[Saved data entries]
▶
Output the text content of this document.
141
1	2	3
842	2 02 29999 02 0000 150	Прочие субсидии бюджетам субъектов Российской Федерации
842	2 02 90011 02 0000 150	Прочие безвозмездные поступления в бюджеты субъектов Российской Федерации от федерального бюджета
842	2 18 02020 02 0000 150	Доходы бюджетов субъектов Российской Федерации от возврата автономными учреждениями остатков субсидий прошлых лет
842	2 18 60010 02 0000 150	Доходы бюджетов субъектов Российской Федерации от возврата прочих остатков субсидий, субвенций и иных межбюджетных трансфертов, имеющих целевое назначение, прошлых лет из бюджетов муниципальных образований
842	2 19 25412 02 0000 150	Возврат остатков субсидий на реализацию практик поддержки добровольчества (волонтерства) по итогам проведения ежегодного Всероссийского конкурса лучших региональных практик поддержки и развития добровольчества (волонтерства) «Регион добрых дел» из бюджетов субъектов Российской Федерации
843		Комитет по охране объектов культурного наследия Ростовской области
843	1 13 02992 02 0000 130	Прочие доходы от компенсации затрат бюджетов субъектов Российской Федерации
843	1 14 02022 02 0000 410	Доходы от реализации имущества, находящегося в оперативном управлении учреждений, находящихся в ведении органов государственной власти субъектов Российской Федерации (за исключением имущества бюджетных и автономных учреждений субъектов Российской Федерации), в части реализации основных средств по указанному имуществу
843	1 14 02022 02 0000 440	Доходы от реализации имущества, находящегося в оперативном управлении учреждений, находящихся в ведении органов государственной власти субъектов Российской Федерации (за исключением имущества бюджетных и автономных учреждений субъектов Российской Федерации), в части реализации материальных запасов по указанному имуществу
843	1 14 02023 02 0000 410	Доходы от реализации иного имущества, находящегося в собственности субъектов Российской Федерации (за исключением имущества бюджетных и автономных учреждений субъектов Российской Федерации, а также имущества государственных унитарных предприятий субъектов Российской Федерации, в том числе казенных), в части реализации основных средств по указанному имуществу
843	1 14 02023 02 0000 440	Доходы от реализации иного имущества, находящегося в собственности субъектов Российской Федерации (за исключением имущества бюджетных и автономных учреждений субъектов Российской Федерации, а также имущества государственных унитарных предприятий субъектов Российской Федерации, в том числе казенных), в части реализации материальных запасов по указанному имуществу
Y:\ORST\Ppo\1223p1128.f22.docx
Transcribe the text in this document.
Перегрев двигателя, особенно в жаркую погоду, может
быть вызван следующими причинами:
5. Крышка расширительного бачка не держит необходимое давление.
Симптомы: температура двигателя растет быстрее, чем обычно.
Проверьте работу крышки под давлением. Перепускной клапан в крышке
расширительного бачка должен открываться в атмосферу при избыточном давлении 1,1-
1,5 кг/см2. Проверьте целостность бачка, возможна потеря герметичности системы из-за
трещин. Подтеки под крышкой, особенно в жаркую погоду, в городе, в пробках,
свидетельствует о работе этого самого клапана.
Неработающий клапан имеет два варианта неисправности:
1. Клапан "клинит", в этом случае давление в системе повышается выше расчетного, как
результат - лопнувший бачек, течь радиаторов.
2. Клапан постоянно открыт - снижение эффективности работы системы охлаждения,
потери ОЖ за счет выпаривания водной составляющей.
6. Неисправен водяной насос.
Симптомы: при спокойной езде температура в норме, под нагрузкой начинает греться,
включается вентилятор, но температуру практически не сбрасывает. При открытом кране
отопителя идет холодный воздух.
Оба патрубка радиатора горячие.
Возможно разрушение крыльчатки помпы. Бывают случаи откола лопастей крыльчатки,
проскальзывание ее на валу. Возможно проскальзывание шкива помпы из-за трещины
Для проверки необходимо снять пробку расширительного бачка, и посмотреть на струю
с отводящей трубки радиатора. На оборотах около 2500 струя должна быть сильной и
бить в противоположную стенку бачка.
◀
§ **REQUIREMENTS**
Return all of the data word for word.

§ **SOLVED PROBLEM**
Output the text content of this document.
141
1	2	3
842	2 02 29999 02 0000 150	Прочие субсидии бюджетам субъектов Российской Федерации
842	2 02 90011 02 0000 150	Прочие безвозмездные поступления в бюджеты субъектов Российской Федерации от федерального бюджета
842	2 18 02020 02 0000 150	Доходы бюджетов субъектов Российской Федерации от возврата автономными учреждениями остатков субсидий прошлых лет
842	2 18 60010 02 0000 150	Доходы бюджетов субъектов Российской Федерации от возврата прочих остатков субсидий, субвенций и иных межбюджетных трансфертов, имеющих целевое назначение, прошлых лет из бюджетов муниципальных образований
842	2 19 25412 02 0000 150	Возврат остатков субсидий на реализацию практик поддержки добровольчества (волонтерства) по итогам проведения ежегодного Всероссийского конкурса лучших региональных практик поддержки и развития добровольчества (волонтерства) «Регион добрых дел» из бюджетов субъектов Российской Федерации
843		Комитет по охране объектов культурного наследия Ростовской области
843	1 13 02992 02 0000 130	Прочие доходы от компенсации затрат бюджетов субъектов Российской Федерации
843	1 14 02022 02 0000 410	Доходы от реализации имущества, находящегося в оперативном управлении учреждений, находящихся в ведении органов государственной власти субъектов Российской Федерации (за исключением имущества бюджетных и автономных учреждений субъектов Российской Федерации), в части реализации основных средств по указанному имуществу
843	1 14 02022 02 0000 440	Доходы от реализации имущества, находящегося в оперативном управлении учреждений, находящихся в ведении органов государственной власти субъектов Российской Федерации (за исключением имущества бюджетных и автономных учреждений субъектов Российской Федерации), в части реализации материальных запасов по указанному имуществу
843	1 14 02023 02 0000 410	Доходы от реализации иного имущества, находящегося в собственности субъектов Российской Федерации (за исключением имущества бюджетных и автономных учреждений субъектов Российской Федерации, а также имущества государственных унитарных предприятий субъектов Российской Федерации, в том числе казенных), в части реализации основных средств по указанному имуществу
843	1 14 02023 02 0000 440	Доходы от реализации иного имущества, находящегося в собственности субъектов Российской Федерации (за исключением имущества бюджетных и автономных учреждений субъектов Российской Федерации, а также имущества государственных унитарных предприятий субъектов Российской Федерации, в том числе казенных), в части реализации материальных запасов по указанному имуществу
Y:\ORST\Ppo\1223p1128.f22.docx
Transcribe the text in this document.
Перегрев двигателя, особенно в жаркую погоду, может
быть вызван следующими причинами:
5. Крышка расширительного бачка не держит необходимое давление.
Симптомы: температура двигателя растет быстрее, чем обычно.
Проверьте работу крышки под давлением. Перепускной клапан в крышке
расширительного бачка должен открываться в атмосферу при избыточном давлении 1,1-
1,5 кг/см2. Проверьте целостность бачка, возможна потеря герметичности системы из-за
трещин. Подтеки под крышкой, особенно в жаркую погоду, в городе, в пробках,
свидетельствует о работе этого самого клапана.
Неработающий клапан имеет два варианта неисправности:
1. Клапан "клинит", в этом случае давление в системе повышается выше расчетного, как
результат - лопнувший бачек, течь радиаторов.
2. Клапан постоянно открыт - снижение эффективности работы системы охлаждения,
потери ОЖ за счет выпаривания водной составляющей.
6. Неисправен водяной насос.
Симптомы: при спокойной езде температура в норме, под нагрузкой начинает греться,
включается вентилятор, но температуру практически не сбрасывает. При открытом кране
отопителя идет холодный воздух.
Оба патрубка радиатора горячие.
Возможно разрушение крыльчатки помпы. Бывают случаи откола лопастей крыльчатки,
проскальзывание ее на валу. Возможно проскальзывание шкива помпы из-за трещины
Для проверки необходимо снять пробку расширительного бачка, и посмотреть на струю
с отводящей трубки радиатора. На оборотах около 2500 струя должна быть сильной и
бить в противоположную стенку бачка.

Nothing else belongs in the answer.